▶ **SHORT TASK**
Reproduce every one of the collection entries below, line for line and without any change.

Collection entries:
☆ ☆ ☆ ☆ ☆ ☆ ☆
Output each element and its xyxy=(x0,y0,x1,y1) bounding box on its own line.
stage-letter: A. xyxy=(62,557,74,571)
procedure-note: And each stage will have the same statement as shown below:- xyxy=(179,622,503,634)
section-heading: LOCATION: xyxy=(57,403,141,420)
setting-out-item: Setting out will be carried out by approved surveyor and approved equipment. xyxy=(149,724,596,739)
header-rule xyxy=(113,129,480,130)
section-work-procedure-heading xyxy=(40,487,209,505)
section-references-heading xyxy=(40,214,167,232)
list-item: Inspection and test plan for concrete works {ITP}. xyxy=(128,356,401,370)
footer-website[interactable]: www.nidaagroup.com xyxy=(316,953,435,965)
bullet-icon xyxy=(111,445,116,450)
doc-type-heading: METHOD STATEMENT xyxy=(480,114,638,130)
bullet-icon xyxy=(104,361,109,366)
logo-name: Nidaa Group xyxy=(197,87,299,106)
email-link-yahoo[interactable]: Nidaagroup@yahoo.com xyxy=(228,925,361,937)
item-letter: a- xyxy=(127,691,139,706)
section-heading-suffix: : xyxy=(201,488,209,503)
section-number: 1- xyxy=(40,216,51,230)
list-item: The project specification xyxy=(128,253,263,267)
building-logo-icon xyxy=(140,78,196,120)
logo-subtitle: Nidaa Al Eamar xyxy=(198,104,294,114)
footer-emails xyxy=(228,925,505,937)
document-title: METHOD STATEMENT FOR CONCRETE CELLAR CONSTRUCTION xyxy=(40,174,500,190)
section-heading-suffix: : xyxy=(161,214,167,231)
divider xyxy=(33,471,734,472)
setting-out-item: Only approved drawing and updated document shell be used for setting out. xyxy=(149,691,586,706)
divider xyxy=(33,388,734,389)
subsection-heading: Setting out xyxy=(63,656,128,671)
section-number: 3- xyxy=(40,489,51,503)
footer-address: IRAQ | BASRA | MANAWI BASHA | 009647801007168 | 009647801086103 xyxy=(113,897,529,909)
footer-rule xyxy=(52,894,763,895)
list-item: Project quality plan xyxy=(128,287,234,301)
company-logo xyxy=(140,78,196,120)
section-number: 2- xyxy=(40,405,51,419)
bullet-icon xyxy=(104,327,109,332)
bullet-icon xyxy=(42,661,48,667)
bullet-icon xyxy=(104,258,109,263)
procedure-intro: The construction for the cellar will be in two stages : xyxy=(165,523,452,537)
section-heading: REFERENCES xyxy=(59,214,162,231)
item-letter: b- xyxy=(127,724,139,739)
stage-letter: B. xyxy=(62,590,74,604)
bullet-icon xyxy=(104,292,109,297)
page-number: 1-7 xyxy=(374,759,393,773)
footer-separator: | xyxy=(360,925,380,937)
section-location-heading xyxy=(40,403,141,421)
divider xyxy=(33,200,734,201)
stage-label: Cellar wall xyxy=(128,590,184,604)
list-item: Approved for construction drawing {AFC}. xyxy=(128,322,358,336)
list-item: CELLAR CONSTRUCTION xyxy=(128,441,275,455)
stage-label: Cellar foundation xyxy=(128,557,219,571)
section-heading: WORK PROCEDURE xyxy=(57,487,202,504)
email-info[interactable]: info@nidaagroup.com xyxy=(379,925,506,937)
☆ ☆ ☆ ☆ ☆ ☆ ☆
▶ **WORKED SOLUTION**
Output each element and its xyxy=(x0,y0,x1,y1) bounding box on its own line.
stage-letter: A. xyxy=(62,557,74,571)
procedure-note: And each stage will have the same statement as shown below:- xyxy=(179,622,503,634)
section-heading: LOCATION: xyxy=(57,403,141,420)
setting-out-item: Setting out will be carried out by approved surveyor and approved equipment. xyxy=(149,724,596,739)
header-rule xyxy=(113,129,480,130)
section-work-procedure-heading xyxy=(40,487,209,505)
section-references-heading xyxy=(40,214,167,232)
list-item: Inspection and test plan for concrete works {ITP}. xyxy=(128,356,401,370)
footer-website[interactable]: www.nidaagroup.com xyxy=(316,953,435,965)
bullet-icon xyxy=(111,445,116,450)
doc-type-heading: METHOD STATEMENT xyxy=(480,114,638,130)
bullet-icon xyxy=(104,361,109,366)
logo-name: Nidaa Group xyxy=(197,87,299,106)
email-link-yahoo[interactable]: Nidaagroup@yahoo.com xyxy=(228,925,361,937)
item-letter: a- xyxy=(127,691,139,706)
section-heading-suffix: : xyxy=(201,488,209,503)
section-number: 1- xyxy=(40,216,51,230)
list-item: The project specification xyxy=(128,253,263,267)
building-logo-icon xyxy=(140,78,196,120)
logo-subtitle: Nidaa Al Eamar xyxy=(198,104,294,114)
footer-emails xyxy=(228,925,505,937)
document-title: METHOD STATEMENT FOR CONCRETE CELLAR CONSTRUCTION xyxy=(40,174,500,190)
section-heading-suffix: : xyxy=(161,214,167,231)
divider xyxy=(33,471,734,472)
setting-out-item: Only approved drawing and updated document shell be used for setting out. xyxy=(149,691,586,706)
divider xyxy=(33,388,734,389)
subsection-heading: Setting out xyxy=(63,656,128,671)
section-number: 3- xyxy=(40,489,51,503)
footer-address: IRAQ | BASRA | MANAWI BASHA | 009647801007168 | 009647801086103 xyxy=(113,897,529,909)
footer-rule xyxy=(52,894,763,895)
list-item: Project quality plan xyxy=(128,287,234,301)
company-logo xyxy=(140,78,196,120)
section-number: 2- xyxy=(40,405,51,419)
bullet-icon xyxy=(104,327,109,332)
bullet-icon xyxy=(42,661,48,667)
bullet-icon xyxy=(104,258,109,263)
procedure-intro: The construction for the cellar will be in two stages : xyxy=(165,523,452,537)
section-heading: REFERENCES xyxy=(59,214,162,231)
item-letter: b- xyxy=(127,724,139,739)
stage-letter: B. xyxy=(62,590,74,604)
bullet-icon xyxy=(104,292,109,297)
page-number: 1-7 xyxy=(374,759,393,773)
footer-separator: | xyxy=(360,925,380,937)
section-location-heading xyxy=(40,403,141,421)
divider xyxy=(33,200,734,201)
stage-label: Cellar wall xyxy=(128,590,184,604)
list-item: Approved for construction drawing {AFC}. xyxy=(128,322,358,336)
list-item: CELLAR CONSTRUCTION xyxy=(128,441,275,455)
stage-label: Cellar foundation xyxy=(128,557,219,571)
section-heading: WORK PROCEDURE xyxy=(57,487,202,504)
email-info[interactable]: info@nidaagroup.com xyxy=(379,925,506,937)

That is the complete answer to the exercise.